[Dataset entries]
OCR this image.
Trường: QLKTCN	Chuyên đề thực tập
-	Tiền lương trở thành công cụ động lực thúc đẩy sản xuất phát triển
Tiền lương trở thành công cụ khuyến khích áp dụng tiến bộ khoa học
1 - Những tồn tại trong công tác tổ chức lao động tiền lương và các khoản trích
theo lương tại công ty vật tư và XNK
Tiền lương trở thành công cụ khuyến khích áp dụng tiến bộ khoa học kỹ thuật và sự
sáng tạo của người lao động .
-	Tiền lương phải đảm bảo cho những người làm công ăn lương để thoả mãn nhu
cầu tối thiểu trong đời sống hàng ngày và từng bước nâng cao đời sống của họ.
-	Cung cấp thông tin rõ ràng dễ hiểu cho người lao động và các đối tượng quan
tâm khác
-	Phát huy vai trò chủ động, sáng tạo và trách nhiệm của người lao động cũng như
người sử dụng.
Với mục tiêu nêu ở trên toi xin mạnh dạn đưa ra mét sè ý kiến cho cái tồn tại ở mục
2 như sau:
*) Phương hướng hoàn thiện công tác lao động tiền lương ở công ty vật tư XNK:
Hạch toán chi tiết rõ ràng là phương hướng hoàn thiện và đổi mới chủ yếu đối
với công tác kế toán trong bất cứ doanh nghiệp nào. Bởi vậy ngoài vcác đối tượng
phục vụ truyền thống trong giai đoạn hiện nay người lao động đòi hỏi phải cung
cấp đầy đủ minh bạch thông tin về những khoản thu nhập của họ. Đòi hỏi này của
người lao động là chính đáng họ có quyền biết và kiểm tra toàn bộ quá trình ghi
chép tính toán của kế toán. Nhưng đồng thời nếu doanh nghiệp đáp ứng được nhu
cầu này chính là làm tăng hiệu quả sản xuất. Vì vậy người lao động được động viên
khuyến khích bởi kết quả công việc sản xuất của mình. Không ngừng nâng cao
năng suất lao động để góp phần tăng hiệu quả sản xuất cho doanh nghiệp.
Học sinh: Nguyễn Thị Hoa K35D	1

Work instructions ▸
Gather all the lines that include the word "tiến" and copy them out.

Exercise response ▸
Tiền lương trở thành công cụ khuyến khích áp dụng tiến bộ khoa học
Tiền lương trở thành công cụ khuyến khích áp dụng tiến bộ khoa học kỹ thuật và sự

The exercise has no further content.